**** Record set ****

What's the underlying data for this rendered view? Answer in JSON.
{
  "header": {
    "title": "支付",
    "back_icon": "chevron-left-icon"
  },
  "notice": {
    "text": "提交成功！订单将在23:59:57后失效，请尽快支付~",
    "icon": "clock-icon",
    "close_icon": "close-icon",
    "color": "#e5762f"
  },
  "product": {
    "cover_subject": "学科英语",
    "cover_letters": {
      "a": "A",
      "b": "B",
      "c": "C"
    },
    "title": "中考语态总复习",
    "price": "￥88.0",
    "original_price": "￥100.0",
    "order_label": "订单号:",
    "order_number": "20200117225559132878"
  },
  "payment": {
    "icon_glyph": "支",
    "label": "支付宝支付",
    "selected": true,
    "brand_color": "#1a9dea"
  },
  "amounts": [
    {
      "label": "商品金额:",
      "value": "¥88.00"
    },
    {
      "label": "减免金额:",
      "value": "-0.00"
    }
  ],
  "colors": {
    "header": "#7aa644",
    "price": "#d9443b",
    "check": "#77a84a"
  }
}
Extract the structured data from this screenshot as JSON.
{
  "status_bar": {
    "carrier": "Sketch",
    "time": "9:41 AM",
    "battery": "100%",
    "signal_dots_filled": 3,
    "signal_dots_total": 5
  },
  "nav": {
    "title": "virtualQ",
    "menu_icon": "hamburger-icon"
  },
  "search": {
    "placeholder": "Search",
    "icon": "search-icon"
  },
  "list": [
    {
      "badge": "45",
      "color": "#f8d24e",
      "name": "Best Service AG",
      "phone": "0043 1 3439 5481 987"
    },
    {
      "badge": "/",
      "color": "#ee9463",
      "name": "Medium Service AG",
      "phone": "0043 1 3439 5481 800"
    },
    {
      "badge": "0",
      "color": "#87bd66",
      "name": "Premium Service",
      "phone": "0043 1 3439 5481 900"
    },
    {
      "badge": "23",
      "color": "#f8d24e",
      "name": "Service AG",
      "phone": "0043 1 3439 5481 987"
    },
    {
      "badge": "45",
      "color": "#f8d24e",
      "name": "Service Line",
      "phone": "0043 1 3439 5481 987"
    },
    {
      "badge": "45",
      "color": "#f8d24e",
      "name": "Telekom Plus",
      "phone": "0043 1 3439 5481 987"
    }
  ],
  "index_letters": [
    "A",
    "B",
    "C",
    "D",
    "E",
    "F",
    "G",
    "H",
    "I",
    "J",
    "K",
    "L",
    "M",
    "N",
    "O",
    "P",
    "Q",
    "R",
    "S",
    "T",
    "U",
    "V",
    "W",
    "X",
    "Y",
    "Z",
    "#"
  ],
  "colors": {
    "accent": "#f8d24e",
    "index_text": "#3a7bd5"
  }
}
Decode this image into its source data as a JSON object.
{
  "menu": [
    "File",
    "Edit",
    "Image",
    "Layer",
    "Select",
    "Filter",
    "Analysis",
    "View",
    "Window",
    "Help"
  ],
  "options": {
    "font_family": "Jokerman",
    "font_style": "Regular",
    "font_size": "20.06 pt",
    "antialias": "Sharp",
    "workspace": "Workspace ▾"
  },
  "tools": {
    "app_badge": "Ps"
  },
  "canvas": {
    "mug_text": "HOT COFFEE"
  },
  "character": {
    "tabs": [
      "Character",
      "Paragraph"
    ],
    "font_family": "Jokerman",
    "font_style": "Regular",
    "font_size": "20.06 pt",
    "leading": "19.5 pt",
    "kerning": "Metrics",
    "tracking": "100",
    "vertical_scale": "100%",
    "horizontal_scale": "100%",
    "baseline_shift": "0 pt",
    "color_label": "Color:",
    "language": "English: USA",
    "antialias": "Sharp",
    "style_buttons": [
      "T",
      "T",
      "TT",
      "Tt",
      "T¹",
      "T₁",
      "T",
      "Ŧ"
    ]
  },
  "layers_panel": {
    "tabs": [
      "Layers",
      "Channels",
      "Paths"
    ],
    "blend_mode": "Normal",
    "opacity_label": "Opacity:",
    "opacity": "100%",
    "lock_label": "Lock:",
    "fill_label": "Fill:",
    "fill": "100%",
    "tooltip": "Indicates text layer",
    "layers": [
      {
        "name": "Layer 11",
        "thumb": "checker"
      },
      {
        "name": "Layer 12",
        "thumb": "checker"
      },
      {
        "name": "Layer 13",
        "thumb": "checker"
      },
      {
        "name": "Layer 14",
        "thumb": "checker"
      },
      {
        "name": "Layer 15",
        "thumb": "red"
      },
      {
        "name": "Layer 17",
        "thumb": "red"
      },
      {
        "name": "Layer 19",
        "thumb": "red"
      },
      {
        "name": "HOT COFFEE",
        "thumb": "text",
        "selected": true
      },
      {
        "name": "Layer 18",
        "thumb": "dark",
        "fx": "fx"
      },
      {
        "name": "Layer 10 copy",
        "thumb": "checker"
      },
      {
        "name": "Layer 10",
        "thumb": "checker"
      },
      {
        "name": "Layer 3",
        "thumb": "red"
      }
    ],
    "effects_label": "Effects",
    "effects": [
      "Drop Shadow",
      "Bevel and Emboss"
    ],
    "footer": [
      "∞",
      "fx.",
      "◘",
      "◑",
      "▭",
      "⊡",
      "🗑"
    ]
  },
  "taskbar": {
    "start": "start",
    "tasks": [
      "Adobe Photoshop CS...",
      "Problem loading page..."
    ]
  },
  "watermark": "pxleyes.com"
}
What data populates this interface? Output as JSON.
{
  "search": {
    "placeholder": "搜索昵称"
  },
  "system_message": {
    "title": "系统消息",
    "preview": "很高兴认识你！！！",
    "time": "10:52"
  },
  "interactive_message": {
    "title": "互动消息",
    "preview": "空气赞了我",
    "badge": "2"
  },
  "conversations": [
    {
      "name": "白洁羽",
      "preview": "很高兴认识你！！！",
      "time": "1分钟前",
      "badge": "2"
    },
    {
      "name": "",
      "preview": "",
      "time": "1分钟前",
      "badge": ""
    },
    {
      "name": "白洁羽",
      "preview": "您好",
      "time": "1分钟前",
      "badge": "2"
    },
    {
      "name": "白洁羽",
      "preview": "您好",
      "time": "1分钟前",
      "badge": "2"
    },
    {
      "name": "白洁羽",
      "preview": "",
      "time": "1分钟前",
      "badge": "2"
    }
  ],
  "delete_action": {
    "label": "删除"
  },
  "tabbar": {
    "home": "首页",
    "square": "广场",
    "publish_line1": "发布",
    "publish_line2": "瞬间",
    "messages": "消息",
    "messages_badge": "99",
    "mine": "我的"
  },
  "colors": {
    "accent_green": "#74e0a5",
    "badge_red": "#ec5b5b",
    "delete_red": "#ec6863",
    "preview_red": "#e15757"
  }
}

****

▶ _Given exercise_: Give back exactly the lines running from the line containing "What data populates" through the end of the material above, both included, and nothing beyond them.

▶ _Written solution_:
What data populates this interface? Output as JSON.
{
  "search": {
    "placeholder": "搜索昵称"
  },
  "system_message": {
    "title": "系统消息",
    "preview": "很高兴认识你！！！",
    "time": "10:52"
  },
  "interactive_message": {
    "title": "互动消息",
    "preview": "空气赞了我",
    "badge": "2"
  },
  "conversations": [
    {
      "name": "白洁羽",
      "preview": "很高兴认识你！！！",
      "time": "1分钟前",
      "badge": "2"
    },
    {
      "name": "",
      "preview": "",
      "time": "1分钟前",
      "badge": ""
    },
    {
      "name": "白洁羽",
      "preview": "您好",
      "time": "1分钟前",
      "badge": "2"
    },
    {
      "name": "白洁羽",
      "preview": "您好",
      "time": "1分钟前",
      "badge": "2"
    },
    {
      "name": "白洁羽",
      "preview": "",
      "time": "1分钟前",
      "badge": "2"
    }
  ],
  "delete_action": {
    "label": "删除"
  },
  "tabbar": {
    "home": "首页",
    "square": "广场",
    "publish_line1": "发布",
    "publish_line2": "瞬间",
    "messages": "消息",
    "messages_badge": "99",
    "mine": "我的"
  },
  "colors": {
    "accent_green": "#74e0a5",
    "badge_red": "#ec5b5b",
    "delete_red": "#ec6863",
    "preview_red": "#e15757"
  }
}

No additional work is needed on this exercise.